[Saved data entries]
_ _ _ _ _
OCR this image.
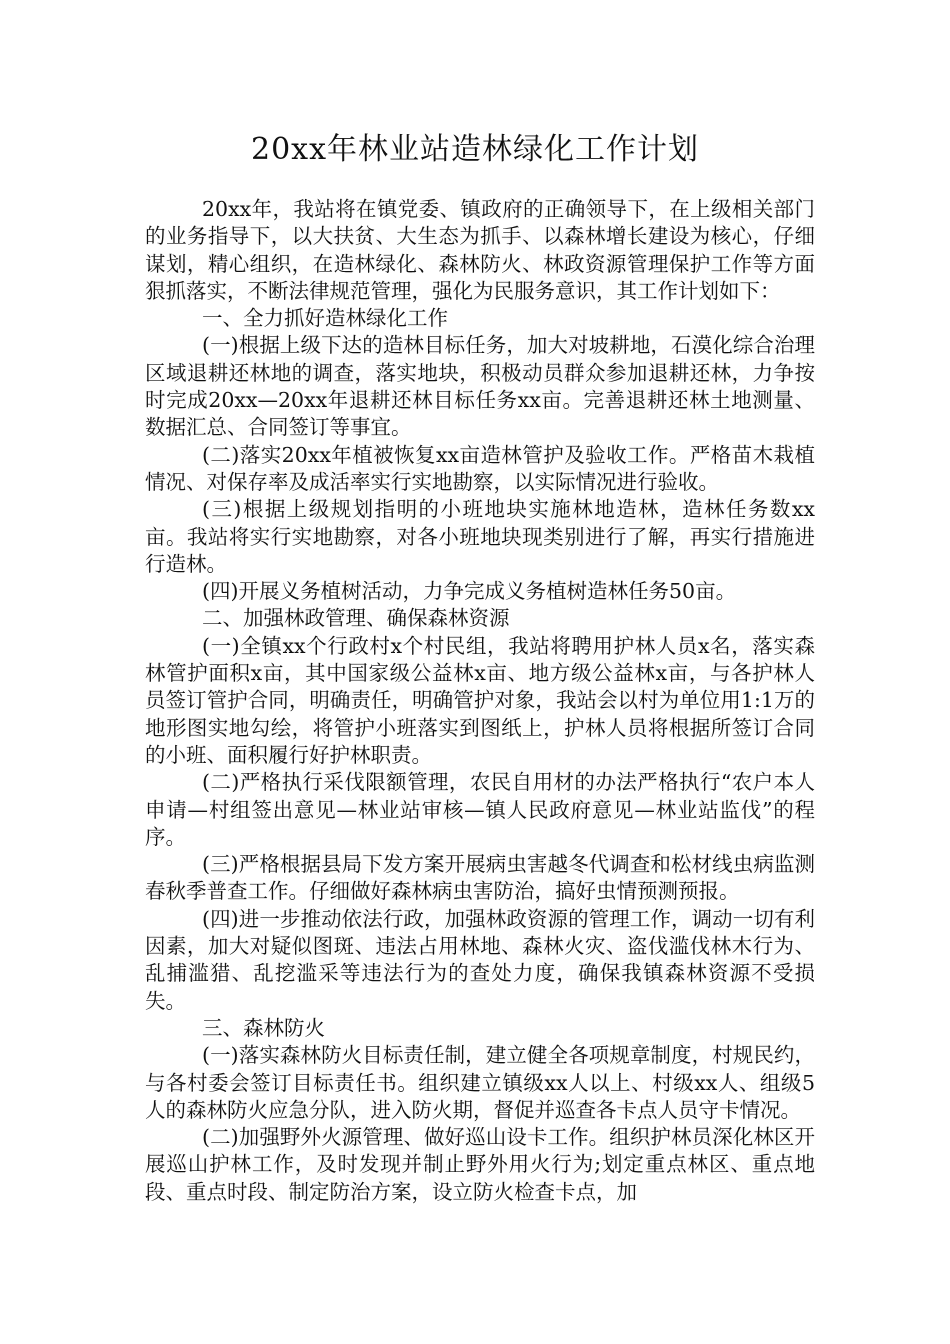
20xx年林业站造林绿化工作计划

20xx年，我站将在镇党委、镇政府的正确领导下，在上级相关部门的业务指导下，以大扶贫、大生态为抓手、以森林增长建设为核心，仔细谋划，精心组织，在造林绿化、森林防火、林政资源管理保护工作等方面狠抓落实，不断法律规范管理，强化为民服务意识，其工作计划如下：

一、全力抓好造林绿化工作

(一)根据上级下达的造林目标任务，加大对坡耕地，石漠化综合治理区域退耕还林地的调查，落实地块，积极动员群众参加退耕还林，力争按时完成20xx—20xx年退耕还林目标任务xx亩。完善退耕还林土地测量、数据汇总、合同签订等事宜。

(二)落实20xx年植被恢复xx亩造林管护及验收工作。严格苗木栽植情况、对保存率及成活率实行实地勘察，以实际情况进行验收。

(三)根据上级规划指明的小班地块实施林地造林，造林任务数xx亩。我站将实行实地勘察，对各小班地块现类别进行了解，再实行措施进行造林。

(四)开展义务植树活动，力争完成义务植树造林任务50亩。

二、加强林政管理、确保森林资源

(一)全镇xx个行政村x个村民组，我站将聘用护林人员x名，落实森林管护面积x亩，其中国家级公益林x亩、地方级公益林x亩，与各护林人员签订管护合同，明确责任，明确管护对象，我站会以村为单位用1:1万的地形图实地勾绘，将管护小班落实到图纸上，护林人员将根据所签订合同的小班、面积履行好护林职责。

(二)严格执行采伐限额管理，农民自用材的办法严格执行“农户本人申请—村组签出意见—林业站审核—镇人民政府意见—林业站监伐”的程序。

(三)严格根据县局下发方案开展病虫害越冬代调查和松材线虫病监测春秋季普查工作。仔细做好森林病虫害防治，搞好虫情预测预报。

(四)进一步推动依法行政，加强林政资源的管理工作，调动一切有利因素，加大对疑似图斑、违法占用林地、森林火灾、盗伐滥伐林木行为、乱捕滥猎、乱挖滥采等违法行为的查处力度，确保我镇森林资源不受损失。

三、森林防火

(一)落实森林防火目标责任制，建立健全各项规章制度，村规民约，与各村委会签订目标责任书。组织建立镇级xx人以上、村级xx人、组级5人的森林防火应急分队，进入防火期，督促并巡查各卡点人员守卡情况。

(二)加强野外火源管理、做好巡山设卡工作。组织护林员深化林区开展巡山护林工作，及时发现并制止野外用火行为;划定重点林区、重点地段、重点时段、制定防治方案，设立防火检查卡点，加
_ _ _ _ _
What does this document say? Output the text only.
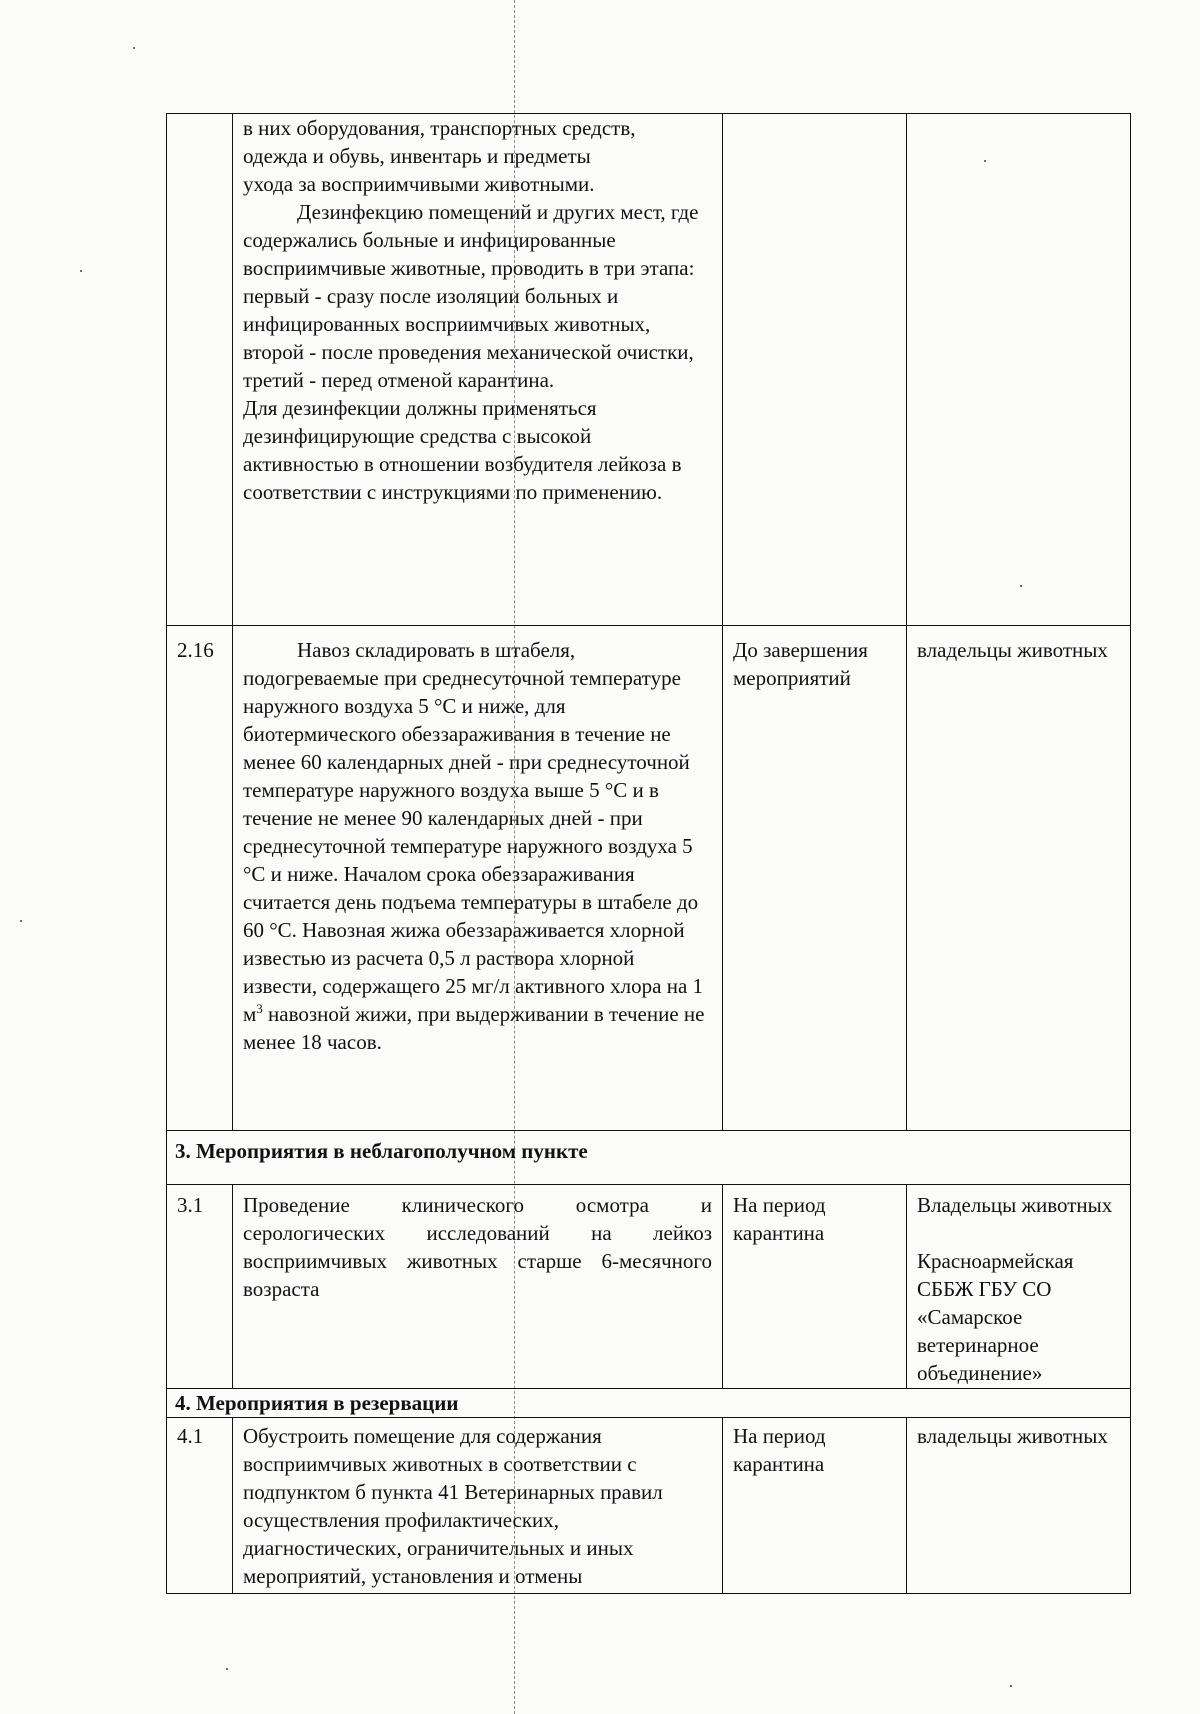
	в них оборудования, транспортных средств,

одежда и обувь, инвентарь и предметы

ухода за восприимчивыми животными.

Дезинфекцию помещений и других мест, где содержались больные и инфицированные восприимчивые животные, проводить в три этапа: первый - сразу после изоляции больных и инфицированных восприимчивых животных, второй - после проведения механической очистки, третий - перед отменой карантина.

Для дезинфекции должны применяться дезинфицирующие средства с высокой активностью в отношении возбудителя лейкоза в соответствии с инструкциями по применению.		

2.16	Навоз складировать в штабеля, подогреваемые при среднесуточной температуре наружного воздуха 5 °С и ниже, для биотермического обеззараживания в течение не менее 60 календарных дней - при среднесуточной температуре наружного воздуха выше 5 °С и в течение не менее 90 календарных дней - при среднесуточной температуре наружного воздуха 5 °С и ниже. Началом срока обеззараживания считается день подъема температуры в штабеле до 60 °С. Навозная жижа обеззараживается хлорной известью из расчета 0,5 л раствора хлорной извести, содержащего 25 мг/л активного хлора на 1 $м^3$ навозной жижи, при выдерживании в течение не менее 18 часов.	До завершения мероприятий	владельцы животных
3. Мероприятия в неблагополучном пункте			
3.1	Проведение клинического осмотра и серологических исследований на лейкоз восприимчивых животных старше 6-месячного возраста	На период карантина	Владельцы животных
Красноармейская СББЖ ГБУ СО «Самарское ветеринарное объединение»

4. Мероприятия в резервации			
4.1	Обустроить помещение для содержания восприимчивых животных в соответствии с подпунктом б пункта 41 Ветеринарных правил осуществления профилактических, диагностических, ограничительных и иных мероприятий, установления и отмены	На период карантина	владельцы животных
_ _ _ _ _
#### Directive:
Each line that has the word "мероприятий" should be copied.

#### Answer for this exercise:
2.16	Навоз складировать в штабеля, подогреваемые при среднесуточной температуре наружного воздуха 5 °С и ниже, для биотермического обеззараживания в течение не менее 60 календарных дней - при среднесуточной температуре наружного воздуха выше 5 °С и в течение не менее 90 календарных дней - при среднесуточной температуре наружного воздуха 5 °С и ниже. Началом срока обеззараживания считается день подъема температуры в штабеле до 60 °С. Навозная жижа обеззараживается хлорной известью из расчета 0,5 л раствора хлорной извести, содержащего 25 мг/л активного хлора на 1 $м^3$ навозной жижи, при выдерживании в течение не менее 18 часов.	До завершения мероприятий	владельцы животных
4.1	Обустроить помещение для содержания восприимчивых животных в соответствии с подпунктом б пункта 41 Ветеринарных правил осуществления профилактических, диагностических, ограничительных и иных мероприятий, установления и отмены	На период карантина	владельцы животных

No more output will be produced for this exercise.